▶ [What is being asked] Without including any images, reproduce each entry exactly.

....

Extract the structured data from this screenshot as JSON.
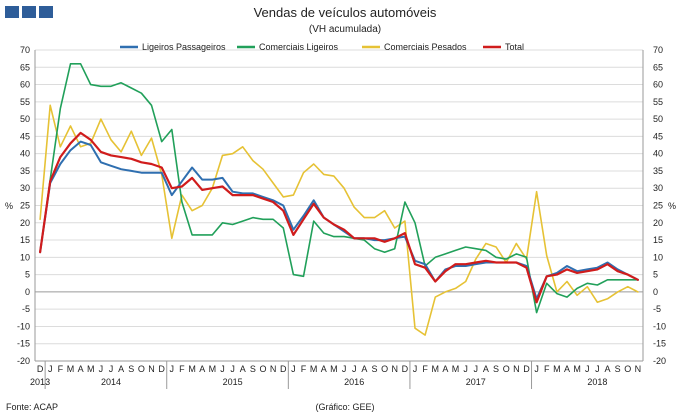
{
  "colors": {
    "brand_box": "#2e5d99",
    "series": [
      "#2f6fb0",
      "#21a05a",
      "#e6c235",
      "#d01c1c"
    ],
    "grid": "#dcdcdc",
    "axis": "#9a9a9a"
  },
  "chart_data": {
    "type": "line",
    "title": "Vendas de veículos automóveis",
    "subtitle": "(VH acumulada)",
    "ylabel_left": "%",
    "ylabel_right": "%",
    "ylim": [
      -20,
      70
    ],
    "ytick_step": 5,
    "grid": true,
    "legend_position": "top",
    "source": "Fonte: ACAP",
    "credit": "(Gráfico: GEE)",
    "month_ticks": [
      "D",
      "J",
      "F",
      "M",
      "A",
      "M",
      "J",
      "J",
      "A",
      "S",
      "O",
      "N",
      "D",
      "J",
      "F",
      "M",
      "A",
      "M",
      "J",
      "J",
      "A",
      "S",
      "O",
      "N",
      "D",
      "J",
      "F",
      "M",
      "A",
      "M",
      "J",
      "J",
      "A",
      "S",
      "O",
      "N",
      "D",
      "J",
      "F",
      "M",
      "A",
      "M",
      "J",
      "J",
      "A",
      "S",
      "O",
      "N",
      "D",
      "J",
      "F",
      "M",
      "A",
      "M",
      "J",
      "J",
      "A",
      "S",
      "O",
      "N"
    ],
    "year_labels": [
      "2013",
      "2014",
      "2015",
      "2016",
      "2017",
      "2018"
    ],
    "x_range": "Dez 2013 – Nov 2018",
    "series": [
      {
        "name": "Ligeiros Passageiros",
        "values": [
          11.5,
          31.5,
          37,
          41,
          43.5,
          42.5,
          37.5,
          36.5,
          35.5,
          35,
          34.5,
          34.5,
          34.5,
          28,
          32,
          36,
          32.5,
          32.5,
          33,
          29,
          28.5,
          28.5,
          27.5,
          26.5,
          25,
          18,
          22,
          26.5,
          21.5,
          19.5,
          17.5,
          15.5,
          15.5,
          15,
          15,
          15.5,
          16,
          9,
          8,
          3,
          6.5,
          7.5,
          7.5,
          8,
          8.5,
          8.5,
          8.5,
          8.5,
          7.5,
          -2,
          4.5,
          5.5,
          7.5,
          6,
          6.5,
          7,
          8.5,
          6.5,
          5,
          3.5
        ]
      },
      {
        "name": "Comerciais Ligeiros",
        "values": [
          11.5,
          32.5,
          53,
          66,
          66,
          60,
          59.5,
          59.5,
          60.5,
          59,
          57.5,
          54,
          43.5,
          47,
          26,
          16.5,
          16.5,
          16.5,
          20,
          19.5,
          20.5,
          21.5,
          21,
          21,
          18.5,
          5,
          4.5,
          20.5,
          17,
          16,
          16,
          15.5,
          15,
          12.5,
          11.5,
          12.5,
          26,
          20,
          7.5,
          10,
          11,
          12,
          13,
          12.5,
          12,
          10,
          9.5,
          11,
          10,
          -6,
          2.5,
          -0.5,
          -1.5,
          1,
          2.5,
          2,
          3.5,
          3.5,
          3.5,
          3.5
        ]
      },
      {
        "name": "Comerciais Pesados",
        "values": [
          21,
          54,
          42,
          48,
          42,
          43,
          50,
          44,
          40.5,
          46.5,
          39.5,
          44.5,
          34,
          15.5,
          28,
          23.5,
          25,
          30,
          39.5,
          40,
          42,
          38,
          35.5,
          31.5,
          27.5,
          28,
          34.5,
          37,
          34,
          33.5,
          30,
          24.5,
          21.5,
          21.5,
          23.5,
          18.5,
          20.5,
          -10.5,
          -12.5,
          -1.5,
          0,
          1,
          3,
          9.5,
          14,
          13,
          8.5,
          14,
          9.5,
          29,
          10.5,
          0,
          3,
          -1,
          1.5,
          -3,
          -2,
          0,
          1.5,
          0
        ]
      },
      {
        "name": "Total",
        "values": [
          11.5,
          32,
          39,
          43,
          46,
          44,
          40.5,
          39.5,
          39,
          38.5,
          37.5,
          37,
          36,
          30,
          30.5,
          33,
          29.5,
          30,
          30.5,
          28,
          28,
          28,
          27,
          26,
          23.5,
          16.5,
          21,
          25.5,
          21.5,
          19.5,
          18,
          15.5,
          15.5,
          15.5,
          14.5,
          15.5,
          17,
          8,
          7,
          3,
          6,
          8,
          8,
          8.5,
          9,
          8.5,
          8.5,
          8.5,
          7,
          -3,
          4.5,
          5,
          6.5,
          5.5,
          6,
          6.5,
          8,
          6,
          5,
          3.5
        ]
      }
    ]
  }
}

....

▶ [Solution for this problem]
Extract the structured data from this screenshot as JSON.
{
  "colors": {
    "brand_box": "#2e5d99",
    "series": [
      "#2f6fb0",
      "#21a05a",
      "#e6c235",
      "#d01c1c"
    ],
    "grid": "#dcdcdc",
    "axis": "#9a9a9a"
  },
  "chart_data": {
    "type": "line",
    "title": "Vendas de veículos automóveis",
    "subtitle": "(VH acumulada)",
    "ylabel_left": "%",
    "ylabel_right": "%",
    "ylim": [
      -20,
      70
    ],
    "ytick_step": 5,
    "grid": true,
    "legend_position": "top",
    "source": "Fonte: ACAP",
    "credit": "(Gráfico: GEE)",
    "month_ticks": [
      "D",
      "J",
      "F",
      "M",
      "A",
      "M",
      "J",
      "J",
      "A",
      "S",
      "O",
      "N",
      "D",
      "J",
      "F",
      "M",
      "A",
      "M",
      "J",
      "J",
      "A",
      "S",
      "O",
      "N",
      "D",
      "J",
      "F",
      "M",
      "A",
      "M",
      "J",
      "J",
      "A",
      "S",
      "O",
      "N",
      "D",
      "J",
      "F",
      "M",
      "A",
      "M",
      "J",
      "J",
      "A",
      "S",
      "O",
      "N",
      "D",
      "J",
      "F",
      "M",
      "A",
      "M",
      "J",
      "J",
      "A",
      "S",
      "O",
      "N"
    ],
    "year_labels": [
      "2013",
      "2014",
      "2015",
      "2016",
      "2017",
      "2018"
    ],
    "x_range": "Dez 2013 – Nov 2018",
    "series": [
      {
        "name": "Ligeiros Passageiros",
        "values": [
          11.5,
          31.5,
          37,
          41,
          43.5,
          42.5,
          37.5,
          36.5,
          35.5,
          35,
          34.5,
          34.5,
          34.5,
          28,
          32,
          36,
          32.5,
          32.5,
          33,
          29,
          28.5,
          28.5,
          27.5,
          26.5,
          25,
          18,
          22,
          26.5,
          21.5,
          19.5,
          17.5,
          15.5,
          15.5,
          15,
          15,
          15.5,
          16,
          9,
          8,
          3,
          6.5,
          7.5,
          7.5,
          8,
          8.5,
          8.5,
          8.5,
          8.5,
          7.5,
          -2,
          4.5,
          5.5,
          7.5,
          6,
          6.5,
          7,
          8.5,
          6.5,
          5,
          3.5
        ]
      },
      {
        "name": "Comerciais Ligeiros",
        "values": [
          11.5,
          32.5,
          53,
          66,
          66,
          60,
          59.5,
          59.5,
          60.5,
          59,
          57.5,
          54,
          43.5,
          47,
          26,
          16.5,
          16.5,
          16.5,
          20,
          19.5,
          20.5,
          21.5,
          21,
          21,
          18.5,
          5,
          4.5,
          20.5,
          17,
          16,
          16,
          15.5,
          15,
          12.5,
          11.5,
          12.5,
          26,
          20,
          7.5,
          10,
          11,
          12,
          13,
          12.5,
          12,
          10,
          9.5,
          11,
          10,
          -6,
          2.5,
          -0.5,
          -1.5,
          1,
          2.5,
          2,
          3.5,
          3.5,
          3.5,
          3.5
        ]
      },
      {
        "name": "Comerciais Pesados",
        "values": [
          21,
          54,
          42,
          48,
          42,
          43,
          50,
          44,
          40.5,
          46.5,
          39.5,
          44.5,
          34,
          15.5,
          28,
          23.5,
          25,
          30,
          39.5,
          40,
          42,
          38,
          35.5,
          31.5,
          27.5,
          28,
          34.5,
          37,
          34,
          33.5,
          30,
          24.5,
          21.5,
          21.5,
          23.5,
          18.5,
          20.5,
          -10.5,
          -12.5,
          -1.5,
          0,
          1,
          3,
          9.5,
          14,
          13,
          8.5,
          14,
          9.5,
          29,
          10.5,
          0,
          3,
          -1,
          1.5,
          -3,
          -2,
          0,
          1.5,
          0
        ]
      },
      {
        "name": "Total",
        "values": [
          11.5,
          32,
          39,
          43,
          46,
          44,
          40.5,
          39.5,
          39,
          38.5,
          37.5,
          37,
          36,
          30,
          30.5,
          33,
          29.5,
          30,
          30.5,
          28,
          28,
          28,
          27,
          26,
          23.5,
          16.5,
          21,
          25.5,
          21.5,
          19.5,
          18,
          15.5,
          15.5,
          15.5,
          14.5,
          15.5,
          17,
          8,
          7,
          3,
          6,
          8,
          8,
          8.5,
          9,
          8.5,
          8.5,
          8.5,
          7,
          -3,
          4.5,
          5,
          6.5,
          5.5,
          6,
          6.5,
          8,
          6,
          5,
          3.5
        ]
      }
    ]
  }
}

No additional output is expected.